### RECORDS FOR THE EXERCISE ###

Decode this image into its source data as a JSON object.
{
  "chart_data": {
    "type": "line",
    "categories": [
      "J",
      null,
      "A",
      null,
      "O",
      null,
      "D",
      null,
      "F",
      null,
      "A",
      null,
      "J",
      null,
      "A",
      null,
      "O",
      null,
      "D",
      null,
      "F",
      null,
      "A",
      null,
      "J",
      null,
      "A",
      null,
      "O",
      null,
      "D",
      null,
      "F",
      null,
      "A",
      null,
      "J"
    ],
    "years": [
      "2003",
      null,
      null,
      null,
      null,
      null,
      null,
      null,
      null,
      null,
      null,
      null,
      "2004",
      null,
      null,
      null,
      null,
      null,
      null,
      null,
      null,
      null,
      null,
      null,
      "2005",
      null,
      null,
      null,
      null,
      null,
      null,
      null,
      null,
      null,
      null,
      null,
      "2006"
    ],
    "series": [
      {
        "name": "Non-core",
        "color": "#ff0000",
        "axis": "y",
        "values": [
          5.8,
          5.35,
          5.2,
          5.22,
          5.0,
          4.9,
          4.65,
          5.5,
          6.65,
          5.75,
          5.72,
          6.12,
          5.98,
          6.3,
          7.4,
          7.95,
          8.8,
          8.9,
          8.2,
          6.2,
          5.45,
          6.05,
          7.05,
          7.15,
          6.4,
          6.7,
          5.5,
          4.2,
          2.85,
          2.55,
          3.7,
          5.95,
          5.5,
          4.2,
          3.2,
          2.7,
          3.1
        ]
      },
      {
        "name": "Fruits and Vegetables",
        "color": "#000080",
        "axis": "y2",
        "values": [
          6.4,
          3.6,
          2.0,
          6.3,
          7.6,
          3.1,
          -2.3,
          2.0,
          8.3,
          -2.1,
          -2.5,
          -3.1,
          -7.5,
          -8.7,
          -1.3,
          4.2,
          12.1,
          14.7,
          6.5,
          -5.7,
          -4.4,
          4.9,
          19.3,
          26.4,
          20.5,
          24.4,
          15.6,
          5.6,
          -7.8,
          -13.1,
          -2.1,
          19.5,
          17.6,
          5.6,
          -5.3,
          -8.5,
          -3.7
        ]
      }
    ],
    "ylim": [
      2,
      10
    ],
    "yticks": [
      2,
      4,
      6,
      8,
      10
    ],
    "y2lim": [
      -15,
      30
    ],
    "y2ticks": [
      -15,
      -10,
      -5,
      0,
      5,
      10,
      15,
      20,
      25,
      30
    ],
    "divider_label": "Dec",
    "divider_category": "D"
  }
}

###

● **TASK TO CARRY OUT**:
Restate the records, all of them, precisely as written.

● **TASK ANSWER**:
Decode this image into its source data as a JSON object.
{
  "chart_data": {
    "type": "line",
    "categories": [
      "J",
      null,
      "A",
      null,
      "O",
      null,
      "D",
      null,
      "F",
      null,
      "A",
      null,
      "J",
      null,
      "A",
      null,
      "O",
      null,
      "D",
      null,
      "F",
      null,
      "A",
      null,
      "J",
      null,
      "A",
      null,
      "O",
      null,
      "D",
      null,
      "F",
      null,
      "A",
      null,
      "J"
    ],
    "years": [
      "2003",
      null,
      null,
      null,
      null,
      null,
      null,
      null,
      null,
      null,
      null,
      null,
      "2004",
      null,
      null,
      null,
      null,
      null,
      null,
      null,
      null,
      null,
      null,
      null,
      "2005",
      null,
      null,
      null,
      null,
      null,
      null,
      null,
      null,
      null,
      null,
      null,
      "2006"
    ],
    "series": [
      {
        "name": "Non-core",
        "color": "#ff0000",
        "axis": "y",
        "values": [
          5.8,
          5.35,
          5.2,
          5.22,
          5.0,
          4.9,
          4.65,
          5.5,
          6.65,
          5.75,
          5.72,
          6.12,
          5.98,
          6.3,
          7.4,
          7.95,
          8.8,
          8.9,
          8.2,
          6.2,
          5.45,
          6.05,
          7.05,
          7.15,
          6.4,
          6.7,
          5.5,
          4.2,
          2.85,
          2.55,
          3.7,
          5.95,
          5.5,
          4.2,
          3.2,
          2.7,
          3.1
        ]
      },
      {
        "name": "Fruits and Vegetables",
        "color": "#000080",
        "axis": "y2",
        "values": [
          6.4,
          3.6,
          2.0,
          6.3,
          7.6,
          3.1,
          -2.3,
          2.0,
          8.3,
          -2.1,
          -2.5,
          -3.1,
          -7.5,
          -8.7,
          -1.3,
          4.2,
          12.1,
          14.7,
          6.5,
          -5.7,
          -4.4,
          4.9,
          19.3,
          26.4,
          20.5,
          24.4,
          15.6,
          5.6,
          -7.8,
          -13.1,
          -2.1,
          19.5,
          17.6,
          5.6,
          -5.3,
          -8.5,
          -3.7
        ]
      }
    ],
    "ylim": [
      2,
      10
    ],
    "yticks": [
      2,
      4,
      6,
      8,
      10
    ],
    "y2lim": [
      -15,
      30
    ],
    "y2ticks": [
      -15,
      -10,
      -5,
      0,
      5,
      10,
      15,
      20,
      25,
      30
    ],
    "divider_label": "Dec",
    "divider_category": "D"
  }
}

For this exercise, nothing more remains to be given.